begin

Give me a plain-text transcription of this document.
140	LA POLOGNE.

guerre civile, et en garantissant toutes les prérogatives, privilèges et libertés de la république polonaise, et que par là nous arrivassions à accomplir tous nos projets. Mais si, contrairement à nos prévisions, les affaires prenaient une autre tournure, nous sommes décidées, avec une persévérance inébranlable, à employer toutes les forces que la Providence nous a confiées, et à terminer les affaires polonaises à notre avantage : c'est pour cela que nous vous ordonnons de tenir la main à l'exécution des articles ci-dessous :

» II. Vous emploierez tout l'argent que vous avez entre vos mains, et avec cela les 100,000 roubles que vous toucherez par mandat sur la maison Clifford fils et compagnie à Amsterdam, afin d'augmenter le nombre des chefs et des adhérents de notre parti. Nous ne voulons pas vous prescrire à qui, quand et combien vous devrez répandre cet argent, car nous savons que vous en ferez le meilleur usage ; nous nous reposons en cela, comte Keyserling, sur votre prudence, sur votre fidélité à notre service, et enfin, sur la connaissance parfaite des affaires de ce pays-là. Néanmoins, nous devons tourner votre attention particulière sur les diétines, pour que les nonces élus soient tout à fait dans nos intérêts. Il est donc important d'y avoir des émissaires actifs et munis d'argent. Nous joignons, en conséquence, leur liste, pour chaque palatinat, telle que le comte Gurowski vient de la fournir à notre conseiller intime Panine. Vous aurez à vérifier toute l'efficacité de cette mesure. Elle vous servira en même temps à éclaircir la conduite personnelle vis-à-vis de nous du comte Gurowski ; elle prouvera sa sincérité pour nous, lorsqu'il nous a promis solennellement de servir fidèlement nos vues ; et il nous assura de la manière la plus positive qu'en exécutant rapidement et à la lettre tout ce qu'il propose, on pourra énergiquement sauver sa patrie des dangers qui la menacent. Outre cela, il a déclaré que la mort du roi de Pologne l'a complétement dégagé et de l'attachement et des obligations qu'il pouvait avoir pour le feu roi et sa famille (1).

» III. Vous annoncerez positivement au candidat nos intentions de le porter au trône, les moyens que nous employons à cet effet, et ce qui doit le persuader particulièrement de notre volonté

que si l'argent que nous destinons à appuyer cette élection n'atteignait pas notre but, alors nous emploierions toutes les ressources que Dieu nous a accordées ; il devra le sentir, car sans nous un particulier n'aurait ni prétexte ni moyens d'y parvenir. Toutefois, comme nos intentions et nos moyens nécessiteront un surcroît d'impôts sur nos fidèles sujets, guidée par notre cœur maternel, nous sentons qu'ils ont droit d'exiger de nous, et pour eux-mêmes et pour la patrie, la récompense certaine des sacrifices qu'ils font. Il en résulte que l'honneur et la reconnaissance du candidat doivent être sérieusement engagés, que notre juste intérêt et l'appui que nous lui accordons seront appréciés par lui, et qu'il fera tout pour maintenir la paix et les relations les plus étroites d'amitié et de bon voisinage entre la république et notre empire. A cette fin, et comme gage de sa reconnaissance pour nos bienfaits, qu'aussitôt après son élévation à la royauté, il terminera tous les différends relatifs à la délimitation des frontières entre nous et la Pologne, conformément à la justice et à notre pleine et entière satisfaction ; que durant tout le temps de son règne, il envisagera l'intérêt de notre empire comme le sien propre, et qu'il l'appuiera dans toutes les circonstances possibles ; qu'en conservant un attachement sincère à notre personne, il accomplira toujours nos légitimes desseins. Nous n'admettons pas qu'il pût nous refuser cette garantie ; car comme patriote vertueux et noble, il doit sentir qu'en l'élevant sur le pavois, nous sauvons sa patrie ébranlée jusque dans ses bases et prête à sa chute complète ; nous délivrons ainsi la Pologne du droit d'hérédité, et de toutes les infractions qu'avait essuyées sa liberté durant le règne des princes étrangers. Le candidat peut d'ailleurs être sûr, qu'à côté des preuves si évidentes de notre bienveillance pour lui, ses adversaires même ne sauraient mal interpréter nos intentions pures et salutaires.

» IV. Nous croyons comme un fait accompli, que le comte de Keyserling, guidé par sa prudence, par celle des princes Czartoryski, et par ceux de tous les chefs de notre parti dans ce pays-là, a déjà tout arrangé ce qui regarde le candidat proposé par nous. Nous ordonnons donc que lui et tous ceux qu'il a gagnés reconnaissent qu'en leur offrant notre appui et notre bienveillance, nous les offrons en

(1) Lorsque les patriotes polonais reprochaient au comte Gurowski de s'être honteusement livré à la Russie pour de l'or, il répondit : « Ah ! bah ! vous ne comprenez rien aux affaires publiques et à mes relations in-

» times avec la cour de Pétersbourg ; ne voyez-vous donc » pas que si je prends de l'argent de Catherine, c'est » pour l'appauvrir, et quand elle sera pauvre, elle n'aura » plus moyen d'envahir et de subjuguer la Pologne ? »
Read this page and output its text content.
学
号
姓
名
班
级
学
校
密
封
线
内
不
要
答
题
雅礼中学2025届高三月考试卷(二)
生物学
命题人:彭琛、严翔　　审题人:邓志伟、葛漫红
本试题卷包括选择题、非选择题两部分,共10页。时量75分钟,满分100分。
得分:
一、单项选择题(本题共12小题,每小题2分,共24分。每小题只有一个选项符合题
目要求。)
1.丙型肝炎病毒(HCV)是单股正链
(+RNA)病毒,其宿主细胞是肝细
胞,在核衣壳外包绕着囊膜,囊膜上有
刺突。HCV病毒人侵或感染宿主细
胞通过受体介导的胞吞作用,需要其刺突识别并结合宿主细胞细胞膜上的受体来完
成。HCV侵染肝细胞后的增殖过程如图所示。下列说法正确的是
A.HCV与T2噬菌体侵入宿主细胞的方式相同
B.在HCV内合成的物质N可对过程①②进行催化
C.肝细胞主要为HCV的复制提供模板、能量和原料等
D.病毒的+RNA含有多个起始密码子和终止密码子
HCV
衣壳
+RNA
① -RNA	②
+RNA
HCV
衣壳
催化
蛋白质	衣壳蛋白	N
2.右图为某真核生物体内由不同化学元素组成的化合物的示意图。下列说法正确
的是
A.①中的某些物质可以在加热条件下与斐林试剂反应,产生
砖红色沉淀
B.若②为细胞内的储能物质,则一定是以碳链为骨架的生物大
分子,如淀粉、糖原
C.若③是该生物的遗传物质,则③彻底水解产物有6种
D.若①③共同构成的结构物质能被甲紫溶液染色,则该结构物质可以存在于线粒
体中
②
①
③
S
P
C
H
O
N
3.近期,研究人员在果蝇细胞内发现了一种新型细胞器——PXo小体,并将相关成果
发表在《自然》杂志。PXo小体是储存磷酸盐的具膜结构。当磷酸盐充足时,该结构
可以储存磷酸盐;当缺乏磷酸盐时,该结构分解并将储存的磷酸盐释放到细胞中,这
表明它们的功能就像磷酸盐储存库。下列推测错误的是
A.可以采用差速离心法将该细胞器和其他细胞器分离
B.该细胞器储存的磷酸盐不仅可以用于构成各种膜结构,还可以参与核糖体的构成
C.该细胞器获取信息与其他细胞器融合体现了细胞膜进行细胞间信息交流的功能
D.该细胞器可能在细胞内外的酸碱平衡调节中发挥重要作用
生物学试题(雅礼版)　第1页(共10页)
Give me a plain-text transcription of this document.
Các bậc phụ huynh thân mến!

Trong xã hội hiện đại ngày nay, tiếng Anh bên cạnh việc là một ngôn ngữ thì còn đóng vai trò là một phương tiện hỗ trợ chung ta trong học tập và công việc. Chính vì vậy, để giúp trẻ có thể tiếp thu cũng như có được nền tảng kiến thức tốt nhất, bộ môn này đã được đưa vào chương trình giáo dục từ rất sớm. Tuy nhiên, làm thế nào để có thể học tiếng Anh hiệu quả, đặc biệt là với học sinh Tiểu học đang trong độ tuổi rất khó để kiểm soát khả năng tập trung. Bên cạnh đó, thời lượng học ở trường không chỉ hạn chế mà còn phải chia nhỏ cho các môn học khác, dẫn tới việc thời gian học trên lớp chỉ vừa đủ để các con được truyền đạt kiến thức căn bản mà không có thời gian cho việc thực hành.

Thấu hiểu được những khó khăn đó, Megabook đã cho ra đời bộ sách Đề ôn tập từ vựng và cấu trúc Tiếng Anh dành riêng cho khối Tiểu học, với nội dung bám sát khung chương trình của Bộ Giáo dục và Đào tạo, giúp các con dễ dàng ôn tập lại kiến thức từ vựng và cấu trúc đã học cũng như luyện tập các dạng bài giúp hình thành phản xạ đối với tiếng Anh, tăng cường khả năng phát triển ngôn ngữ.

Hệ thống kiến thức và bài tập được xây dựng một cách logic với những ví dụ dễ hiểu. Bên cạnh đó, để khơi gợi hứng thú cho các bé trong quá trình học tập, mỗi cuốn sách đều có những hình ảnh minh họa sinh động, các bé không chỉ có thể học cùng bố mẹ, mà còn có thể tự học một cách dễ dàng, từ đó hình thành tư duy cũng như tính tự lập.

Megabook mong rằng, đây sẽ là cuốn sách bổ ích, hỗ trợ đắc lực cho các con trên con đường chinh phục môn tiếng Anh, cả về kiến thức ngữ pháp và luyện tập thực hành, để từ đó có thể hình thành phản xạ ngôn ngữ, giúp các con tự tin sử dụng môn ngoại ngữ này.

end

- _Objective_: Collect from the data above every line that includes "cuốn".

- _The answer_:
Hệ thống kiến thức và bài tập được xây dựng một cách logic với những ví dụ dễ hiểu. Bên cạnh đó, để khơi gợi hứng thú cho các bé trong quá trình học tập, mỗi cuốn sách đều có những hình ảnh minh họa sinh động, các bé không chỉ có thể học cùng bố mẹ, mà còn có thể tự học một cách dễ dàng, từ đó hình thành tư duy cũng như tính tự lập.
Megabook mong rằng, đây sẽ là cuốn sách bổ ích, hỗ trợ đắc lực cho các con trên con đường chinh phục môn tiếng Anh, cả về kiến thức ngữ pháp và luyện tập thực hành, để từ đó có thể hình thành phản xạ ngôn ngữ, giúp các con tự tin sử dụng môn ngoại ngữ này.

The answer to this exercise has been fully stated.